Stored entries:

[Begin]

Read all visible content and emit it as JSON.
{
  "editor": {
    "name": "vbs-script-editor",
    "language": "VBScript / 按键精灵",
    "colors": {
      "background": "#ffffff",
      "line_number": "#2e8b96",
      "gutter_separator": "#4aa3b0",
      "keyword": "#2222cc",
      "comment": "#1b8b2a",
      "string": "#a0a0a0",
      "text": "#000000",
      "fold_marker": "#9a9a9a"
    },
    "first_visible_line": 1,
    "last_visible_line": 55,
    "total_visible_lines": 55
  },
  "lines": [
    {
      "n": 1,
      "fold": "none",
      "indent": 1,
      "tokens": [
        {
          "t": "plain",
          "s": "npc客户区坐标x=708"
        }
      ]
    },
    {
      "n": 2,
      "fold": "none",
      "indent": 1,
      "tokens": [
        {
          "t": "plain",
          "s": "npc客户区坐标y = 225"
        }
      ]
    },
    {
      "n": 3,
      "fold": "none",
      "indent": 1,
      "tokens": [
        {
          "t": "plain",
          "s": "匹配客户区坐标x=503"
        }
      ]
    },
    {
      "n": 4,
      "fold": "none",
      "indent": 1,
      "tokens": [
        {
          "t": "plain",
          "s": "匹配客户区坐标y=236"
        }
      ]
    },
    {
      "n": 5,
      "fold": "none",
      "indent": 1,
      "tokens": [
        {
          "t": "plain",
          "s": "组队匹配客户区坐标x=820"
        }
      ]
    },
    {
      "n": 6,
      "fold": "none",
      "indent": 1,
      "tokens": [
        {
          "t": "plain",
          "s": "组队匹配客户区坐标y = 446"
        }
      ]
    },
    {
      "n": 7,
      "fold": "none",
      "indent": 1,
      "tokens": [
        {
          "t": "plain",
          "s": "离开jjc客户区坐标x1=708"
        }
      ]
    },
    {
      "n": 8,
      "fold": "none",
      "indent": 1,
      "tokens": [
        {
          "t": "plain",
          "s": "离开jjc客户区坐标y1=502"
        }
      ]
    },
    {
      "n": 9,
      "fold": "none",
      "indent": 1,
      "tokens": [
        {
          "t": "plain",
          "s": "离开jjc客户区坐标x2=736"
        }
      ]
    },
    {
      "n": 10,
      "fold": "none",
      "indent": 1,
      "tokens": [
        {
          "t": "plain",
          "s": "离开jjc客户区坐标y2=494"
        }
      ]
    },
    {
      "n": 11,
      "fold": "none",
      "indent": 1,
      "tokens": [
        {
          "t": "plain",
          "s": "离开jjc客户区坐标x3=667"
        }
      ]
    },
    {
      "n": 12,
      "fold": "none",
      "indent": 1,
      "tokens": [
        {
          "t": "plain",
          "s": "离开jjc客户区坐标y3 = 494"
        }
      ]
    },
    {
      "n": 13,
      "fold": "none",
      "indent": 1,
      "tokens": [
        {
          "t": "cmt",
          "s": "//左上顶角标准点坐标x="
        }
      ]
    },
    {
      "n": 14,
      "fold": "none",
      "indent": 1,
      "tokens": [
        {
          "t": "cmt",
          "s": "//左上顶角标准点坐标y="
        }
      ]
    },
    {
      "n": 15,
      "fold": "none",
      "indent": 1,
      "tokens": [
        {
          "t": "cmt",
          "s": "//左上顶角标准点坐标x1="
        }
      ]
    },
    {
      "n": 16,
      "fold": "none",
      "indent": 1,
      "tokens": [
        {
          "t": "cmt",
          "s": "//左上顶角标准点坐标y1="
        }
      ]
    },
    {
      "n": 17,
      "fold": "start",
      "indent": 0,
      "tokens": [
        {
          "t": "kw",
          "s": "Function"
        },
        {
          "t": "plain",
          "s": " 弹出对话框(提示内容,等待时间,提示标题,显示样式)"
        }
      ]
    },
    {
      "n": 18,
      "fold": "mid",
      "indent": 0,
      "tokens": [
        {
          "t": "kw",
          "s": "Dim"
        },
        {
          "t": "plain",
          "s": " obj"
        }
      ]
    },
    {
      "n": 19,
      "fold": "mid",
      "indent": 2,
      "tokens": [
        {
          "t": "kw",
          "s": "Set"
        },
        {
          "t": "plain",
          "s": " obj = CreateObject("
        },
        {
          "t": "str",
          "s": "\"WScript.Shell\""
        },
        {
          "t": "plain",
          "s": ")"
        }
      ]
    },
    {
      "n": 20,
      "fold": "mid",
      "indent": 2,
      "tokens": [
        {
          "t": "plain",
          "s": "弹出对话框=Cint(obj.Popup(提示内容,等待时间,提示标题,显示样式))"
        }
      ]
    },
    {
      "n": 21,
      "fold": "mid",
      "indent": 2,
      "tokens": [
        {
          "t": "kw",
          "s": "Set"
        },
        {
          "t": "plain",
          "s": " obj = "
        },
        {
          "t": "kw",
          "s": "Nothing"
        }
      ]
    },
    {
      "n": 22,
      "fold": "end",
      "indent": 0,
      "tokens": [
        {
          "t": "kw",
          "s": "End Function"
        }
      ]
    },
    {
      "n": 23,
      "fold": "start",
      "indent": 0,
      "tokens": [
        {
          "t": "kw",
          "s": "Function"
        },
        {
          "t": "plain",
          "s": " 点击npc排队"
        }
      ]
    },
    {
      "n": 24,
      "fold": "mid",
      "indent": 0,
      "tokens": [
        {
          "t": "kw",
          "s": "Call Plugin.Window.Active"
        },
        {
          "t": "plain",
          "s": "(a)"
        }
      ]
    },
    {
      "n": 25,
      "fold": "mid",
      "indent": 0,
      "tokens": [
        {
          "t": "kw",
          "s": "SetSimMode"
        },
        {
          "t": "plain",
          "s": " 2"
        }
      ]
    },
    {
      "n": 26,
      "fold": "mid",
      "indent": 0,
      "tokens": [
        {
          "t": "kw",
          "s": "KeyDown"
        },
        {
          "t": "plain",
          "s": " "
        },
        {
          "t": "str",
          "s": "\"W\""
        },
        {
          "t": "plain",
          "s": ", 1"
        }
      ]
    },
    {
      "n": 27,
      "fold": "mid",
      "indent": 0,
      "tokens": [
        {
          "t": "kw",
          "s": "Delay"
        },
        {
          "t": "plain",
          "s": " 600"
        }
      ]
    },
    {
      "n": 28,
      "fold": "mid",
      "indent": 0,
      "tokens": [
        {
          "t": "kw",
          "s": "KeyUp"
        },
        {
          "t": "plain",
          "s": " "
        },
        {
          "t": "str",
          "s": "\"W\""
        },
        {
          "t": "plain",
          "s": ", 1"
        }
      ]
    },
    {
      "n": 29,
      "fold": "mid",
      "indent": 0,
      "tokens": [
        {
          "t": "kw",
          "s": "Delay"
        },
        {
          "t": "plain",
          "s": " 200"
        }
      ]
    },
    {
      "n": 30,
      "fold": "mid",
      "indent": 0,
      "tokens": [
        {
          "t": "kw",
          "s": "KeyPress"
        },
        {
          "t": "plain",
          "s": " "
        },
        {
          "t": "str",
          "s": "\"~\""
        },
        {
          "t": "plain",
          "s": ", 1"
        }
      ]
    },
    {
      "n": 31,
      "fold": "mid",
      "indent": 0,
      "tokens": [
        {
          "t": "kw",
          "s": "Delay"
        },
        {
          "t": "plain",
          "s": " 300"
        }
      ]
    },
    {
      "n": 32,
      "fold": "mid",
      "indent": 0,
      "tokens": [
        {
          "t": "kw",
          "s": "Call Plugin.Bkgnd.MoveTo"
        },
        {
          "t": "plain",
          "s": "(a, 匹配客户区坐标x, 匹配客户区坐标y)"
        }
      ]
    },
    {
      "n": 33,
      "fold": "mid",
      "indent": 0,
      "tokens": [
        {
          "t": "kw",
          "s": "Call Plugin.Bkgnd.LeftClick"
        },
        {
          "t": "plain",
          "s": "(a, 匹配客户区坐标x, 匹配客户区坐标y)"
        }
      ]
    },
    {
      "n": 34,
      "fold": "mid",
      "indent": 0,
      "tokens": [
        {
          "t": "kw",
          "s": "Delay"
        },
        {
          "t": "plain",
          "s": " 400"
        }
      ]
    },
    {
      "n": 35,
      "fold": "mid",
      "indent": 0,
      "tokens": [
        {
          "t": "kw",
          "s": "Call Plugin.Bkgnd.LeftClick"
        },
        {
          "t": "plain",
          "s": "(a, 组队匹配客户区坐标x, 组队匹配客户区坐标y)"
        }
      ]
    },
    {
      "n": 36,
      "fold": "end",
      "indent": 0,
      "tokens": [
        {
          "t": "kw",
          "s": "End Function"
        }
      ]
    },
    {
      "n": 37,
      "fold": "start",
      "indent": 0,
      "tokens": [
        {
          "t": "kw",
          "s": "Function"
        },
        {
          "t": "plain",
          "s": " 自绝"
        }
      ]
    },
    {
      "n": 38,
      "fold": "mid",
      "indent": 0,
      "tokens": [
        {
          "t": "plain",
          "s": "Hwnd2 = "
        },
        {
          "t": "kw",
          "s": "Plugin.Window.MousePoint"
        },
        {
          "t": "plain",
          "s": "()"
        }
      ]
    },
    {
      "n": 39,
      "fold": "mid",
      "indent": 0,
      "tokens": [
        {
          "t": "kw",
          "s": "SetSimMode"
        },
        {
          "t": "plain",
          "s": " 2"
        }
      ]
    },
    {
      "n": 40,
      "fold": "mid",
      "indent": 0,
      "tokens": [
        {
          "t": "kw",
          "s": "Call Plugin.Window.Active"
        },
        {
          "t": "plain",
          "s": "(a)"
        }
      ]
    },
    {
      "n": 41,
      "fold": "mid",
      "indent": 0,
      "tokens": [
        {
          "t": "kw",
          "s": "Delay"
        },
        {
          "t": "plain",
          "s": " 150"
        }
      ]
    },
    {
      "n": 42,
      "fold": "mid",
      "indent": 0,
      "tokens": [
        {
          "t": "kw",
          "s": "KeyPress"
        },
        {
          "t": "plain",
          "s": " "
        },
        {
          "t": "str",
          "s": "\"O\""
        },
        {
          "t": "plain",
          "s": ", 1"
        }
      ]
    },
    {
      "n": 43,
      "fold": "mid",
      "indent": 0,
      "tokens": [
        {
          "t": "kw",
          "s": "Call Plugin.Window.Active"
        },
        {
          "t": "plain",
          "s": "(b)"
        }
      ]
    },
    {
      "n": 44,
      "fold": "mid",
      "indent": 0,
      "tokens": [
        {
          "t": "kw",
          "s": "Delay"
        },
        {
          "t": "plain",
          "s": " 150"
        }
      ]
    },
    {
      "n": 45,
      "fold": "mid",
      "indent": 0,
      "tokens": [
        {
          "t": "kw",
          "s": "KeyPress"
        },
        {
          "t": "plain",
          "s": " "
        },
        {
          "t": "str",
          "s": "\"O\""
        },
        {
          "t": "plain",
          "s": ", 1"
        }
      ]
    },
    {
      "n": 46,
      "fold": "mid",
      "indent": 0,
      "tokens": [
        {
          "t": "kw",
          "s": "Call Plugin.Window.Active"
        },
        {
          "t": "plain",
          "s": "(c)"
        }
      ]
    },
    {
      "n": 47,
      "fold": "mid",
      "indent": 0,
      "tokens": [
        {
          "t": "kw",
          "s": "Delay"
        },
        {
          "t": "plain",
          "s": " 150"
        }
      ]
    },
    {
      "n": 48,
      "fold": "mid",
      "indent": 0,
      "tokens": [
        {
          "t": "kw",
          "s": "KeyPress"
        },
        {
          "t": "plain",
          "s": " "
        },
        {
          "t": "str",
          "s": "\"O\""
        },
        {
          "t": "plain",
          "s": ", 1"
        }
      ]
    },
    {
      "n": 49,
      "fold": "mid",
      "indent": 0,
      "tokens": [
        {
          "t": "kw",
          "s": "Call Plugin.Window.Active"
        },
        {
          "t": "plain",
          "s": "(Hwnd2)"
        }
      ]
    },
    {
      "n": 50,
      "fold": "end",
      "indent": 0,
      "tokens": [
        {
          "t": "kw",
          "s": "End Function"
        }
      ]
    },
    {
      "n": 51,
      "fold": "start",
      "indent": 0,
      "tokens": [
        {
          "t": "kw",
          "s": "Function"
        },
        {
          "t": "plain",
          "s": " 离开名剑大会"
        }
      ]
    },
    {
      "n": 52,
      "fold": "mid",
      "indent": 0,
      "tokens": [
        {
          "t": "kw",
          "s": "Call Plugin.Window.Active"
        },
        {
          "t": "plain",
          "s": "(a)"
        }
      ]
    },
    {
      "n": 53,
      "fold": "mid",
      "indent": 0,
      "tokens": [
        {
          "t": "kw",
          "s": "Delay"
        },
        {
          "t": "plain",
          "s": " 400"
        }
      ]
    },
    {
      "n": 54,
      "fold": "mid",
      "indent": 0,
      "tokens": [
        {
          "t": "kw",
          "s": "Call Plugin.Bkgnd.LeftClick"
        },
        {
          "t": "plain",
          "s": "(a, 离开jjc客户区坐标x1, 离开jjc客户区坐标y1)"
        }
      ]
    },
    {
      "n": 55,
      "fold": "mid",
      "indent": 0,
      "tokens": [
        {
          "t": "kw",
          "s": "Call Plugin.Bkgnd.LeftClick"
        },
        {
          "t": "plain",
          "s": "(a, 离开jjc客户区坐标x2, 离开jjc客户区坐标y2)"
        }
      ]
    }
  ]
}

[End]

◆ **WHAT THE EXERCISE ASKS**: Gather each line of the listing that holds the string "组队匹配客户区坐标y".

◆ **EXERCISE RESPONSE**:
          "s": "组队匹配客户区坐标y = 446"
          "s": "(a, 组队匹配客户区坐标x, 组队匹配客户区坐标y)"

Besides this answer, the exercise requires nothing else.